***** Passage *****

    My goal for blood pressure readings is below 130/85, so I am getting closer. We talked about lifestyle changes, but really, I use no salt and watch my salt intake making sure it is well below the daily recommended threshold, I eat well, and I am as active as arthritic knees and a tight budget will allow (no gyms for me!). I don’t think starving myself in an attempt to lose weight will help me much, high blood pressure runs in my family, and almost all the women in my line succumb to strokes. I am in a high risk group, so I really want to get my blood pressure under control. Up until last spring it was fine, 125/80, why it has shot up in such a short time I do not know. There has been no significant change in my lifestyle, activity level, diet… it was a stressful summer, that might have triggered the change. I will never know.

  5. In our family, my cousin Susan was born with “mental retardation” to my uncle (at the age of 16!) and girlfriend (also 16). When it was discovered she was mentally retarded (which is how we always referred to it then), she was shuffled off onto my mother, who was younger than her brother and still in early high school years… and she and her mom tried raising the baby whilst my uncle went into the service. When he returned, he could/would not deal with his daughter and put her in a home for the mentally retarded and there she lived for most of her life until she was able to finally live in an apartment “on her own” but with lots of State assistance/help. I can remember her coming to our house every Xmas for many years.

  6. ava south

    It is surely unfortunate how mentally handicapped people are not deemed important enough to be treated as human. So many of them are capable of so much . I remember a family member, a man by the time I knew him, who was kept at home and allowed to be with the family for many years. His example of smiling and general happiness served to teach the lesson of “blooming where you are planted” so we loved him for his simplistic view of the world around him.

    It’s so good that you are keeping a journal for your family. I wish I had done that. Working to stay healthy is a good thing too for you and for your family. Getting the shingles vaccine is pretty smart. I got it with no side effects and feel better about it. It’s not free here.

    Keep up the writing.

  7. Bex, very commendable of your Mom and Grandmother to have stepped in to do what your Uncle could or would not do. I don’t know what the institutions in the US are like, but I was a supply teacher in a large residential institution for several years; it was a difficult place. How lovely that she could spend Christmas with you!
***** Source information *****
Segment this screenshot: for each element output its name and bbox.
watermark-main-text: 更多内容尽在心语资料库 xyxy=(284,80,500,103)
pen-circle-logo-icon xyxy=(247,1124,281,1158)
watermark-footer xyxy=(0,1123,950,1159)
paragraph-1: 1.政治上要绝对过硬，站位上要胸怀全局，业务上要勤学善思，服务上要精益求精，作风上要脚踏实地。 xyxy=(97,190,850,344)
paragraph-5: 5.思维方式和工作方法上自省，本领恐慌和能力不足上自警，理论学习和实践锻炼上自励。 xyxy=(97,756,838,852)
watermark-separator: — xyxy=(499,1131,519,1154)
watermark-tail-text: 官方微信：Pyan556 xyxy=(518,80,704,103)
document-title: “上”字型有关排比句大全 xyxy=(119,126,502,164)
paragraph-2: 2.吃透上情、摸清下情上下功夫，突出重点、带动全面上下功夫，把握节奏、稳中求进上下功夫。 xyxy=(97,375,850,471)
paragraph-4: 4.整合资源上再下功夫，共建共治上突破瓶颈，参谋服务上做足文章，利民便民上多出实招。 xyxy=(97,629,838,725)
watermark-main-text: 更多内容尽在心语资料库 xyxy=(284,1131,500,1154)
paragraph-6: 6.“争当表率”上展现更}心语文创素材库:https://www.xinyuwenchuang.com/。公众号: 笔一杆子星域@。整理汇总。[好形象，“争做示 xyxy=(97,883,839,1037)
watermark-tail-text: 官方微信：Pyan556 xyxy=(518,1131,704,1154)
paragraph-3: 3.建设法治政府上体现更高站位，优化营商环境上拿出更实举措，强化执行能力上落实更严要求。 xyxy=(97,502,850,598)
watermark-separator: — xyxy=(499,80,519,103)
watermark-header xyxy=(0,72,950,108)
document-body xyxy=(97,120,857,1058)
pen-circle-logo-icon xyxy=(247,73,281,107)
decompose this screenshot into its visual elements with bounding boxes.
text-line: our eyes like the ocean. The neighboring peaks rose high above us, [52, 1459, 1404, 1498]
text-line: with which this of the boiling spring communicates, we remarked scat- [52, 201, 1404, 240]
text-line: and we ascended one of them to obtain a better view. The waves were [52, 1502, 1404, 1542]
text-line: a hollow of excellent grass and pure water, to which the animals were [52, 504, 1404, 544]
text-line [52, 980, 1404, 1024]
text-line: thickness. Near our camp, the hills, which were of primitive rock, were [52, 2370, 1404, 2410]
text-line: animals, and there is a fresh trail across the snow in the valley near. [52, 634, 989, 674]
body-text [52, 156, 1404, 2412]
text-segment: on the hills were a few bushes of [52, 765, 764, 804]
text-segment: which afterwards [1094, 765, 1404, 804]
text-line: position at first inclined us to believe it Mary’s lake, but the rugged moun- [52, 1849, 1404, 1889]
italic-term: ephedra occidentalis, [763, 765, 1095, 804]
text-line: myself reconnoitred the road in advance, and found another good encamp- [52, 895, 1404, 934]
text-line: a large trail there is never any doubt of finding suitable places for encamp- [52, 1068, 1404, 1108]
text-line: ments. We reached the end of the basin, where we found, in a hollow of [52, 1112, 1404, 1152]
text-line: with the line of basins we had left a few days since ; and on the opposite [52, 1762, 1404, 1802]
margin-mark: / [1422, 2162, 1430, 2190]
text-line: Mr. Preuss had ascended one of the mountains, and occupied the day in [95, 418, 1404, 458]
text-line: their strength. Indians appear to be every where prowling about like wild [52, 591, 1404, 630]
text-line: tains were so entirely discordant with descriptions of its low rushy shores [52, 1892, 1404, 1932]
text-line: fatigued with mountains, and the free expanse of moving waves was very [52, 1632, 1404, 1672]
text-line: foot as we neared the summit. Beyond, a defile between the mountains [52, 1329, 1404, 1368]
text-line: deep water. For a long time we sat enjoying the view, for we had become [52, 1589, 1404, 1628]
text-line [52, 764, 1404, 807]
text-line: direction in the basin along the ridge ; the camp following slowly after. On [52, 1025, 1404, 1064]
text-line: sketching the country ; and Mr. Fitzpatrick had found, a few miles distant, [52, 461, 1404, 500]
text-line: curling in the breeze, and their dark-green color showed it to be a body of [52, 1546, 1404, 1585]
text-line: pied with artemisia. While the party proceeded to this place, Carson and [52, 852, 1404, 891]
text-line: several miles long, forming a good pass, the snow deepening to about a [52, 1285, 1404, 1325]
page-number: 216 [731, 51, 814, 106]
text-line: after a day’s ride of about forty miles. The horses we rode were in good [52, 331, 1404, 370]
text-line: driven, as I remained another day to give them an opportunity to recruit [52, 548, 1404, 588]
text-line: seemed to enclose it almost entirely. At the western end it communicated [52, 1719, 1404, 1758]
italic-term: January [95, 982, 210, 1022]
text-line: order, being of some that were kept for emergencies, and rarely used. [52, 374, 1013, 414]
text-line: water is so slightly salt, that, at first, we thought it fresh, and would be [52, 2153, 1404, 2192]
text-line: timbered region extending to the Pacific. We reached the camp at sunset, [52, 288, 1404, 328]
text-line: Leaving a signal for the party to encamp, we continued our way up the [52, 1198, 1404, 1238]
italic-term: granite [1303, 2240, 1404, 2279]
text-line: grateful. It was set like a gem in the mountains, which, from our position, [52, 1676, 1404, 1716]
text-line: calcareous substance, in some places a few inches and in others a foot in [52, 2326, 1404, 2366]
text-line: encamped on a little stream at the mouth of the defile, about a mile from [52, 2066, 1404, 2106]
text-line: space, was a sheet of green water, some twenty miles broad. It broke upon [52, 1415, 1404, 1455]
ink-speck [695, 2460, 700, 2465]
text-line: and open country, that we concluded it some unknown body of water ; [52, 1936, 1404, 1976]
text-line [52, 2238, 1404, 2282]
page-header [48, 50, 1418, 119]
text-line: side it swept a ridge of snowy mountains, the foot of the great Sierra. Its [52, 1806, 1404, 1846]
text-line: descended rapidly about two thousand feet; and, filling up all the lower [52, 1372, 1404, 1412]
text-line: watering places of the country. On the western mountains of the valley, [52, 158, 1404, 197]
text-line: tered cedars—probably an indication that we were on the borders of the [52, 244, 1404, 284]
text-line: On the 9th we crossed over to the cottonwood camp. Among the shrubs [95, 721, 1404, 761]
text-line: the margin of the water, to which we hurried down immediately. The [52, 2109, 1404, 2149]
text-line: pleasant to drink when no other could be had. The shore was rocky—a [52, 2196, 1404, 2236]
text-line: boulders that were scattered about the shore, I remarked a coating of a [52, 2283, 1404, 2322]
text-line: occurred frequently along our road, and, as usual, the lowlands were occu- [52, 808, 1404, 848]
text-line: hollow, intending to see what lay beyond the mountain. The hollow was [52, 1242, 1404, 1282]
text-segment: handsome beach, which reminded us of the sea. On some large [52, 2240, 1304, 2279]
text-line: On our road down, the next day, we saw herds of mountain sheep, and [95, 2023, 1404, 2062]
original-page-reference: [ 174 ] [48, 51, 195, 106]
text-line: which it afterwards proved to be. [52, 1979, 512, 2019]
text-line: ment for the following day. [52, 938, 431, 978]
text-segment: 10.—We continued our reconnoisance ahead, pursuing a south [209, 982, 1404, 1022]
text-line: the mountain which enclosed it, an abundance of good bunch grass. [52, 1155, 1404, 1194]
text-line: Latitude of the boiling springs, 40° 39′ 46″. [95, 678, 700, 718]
*****
*Problem set*.
#1 Duplicate the part of the comment thread on health and family starting at "My goal for" and ending at "will never know.".
#2 In the comment thread on health and family, what blood pressure goal does the first writer give?
#3 Please take the comment thread on health and family further, picking up after its last comment.
You won't need the items for any of this.

*Answers to the problems*.
#1
My goal for blood pressure readings is below 130/85, so I am getting closer. We talked about lifestyle changes, but really, I use no salt and watch my salt intake making sure it is well below the daily recommended threshold, I eat well, and I am as active as arthritic knees and a tight budget will allow (no gyms for me!). I don’t think starving myself in an attempt to lose weight will help me much, high blood pressure runs in my family, and almost all the women in my line succumb to strokes. I am in a high risk group, so I really want to get my blood pressure under control. Up until last spring it was fine, 125/80, why it has shot up in such a short time I do not know. There has been no significant change in my lifestyle, activity level, diet… it was a stressful summer, that might have triggered the change. I will never know.

#2 Below 130/85.

#3
  8. Ava, I love the phrase “blooming where you are planted”!!! My very last teaching position was working with people who could not speak, some were unable to move anything but their eyes. I was the “special” teacher who developed programs focused on communication skills. I loved the time I spent with my students, and had a deep respect for their courage and honesty. It was a privilege to work with them.

    I guess I am just one of the people who experiences side effects with the vaccine. I thought a good night’s sleep would calm things down, but my arm was worse this morning. Since it is a live vaccine, and my new Grandbabies, Sunny and Sky are preemies, we have decided not to risk seeing them this Thanksgiving weekend. Better safe than sorry. The area on my arm is swollen, red and very itchy, and some “pimples” have developed in the area. Hopefully in a few days it will calm down. So far the side effects are the ones described online by the vaccine company, and places like the Mayo Clinic.

  9. Thanks for asking Teri! The rash gets bigger and sorer and itchier every day. We decided to cancel our plans to have Thanksgiving dinner with all the Grandbabies, because I don’t want to put the preemeis Sunny and Sky at any possible risk. Might be overcautious of me, but I like to err on the side of caution.

    I feel fine though, other than my arm.

  10. Hi Teri, this is a known side effect, and should only last for around 8 days, if it hasn’t cleared up by then I’ll be back to the walk-in clinic! It is much bigger this morning, less red, a lot itchier. Still, if it prevents shingles or shingles complications it will be worth it.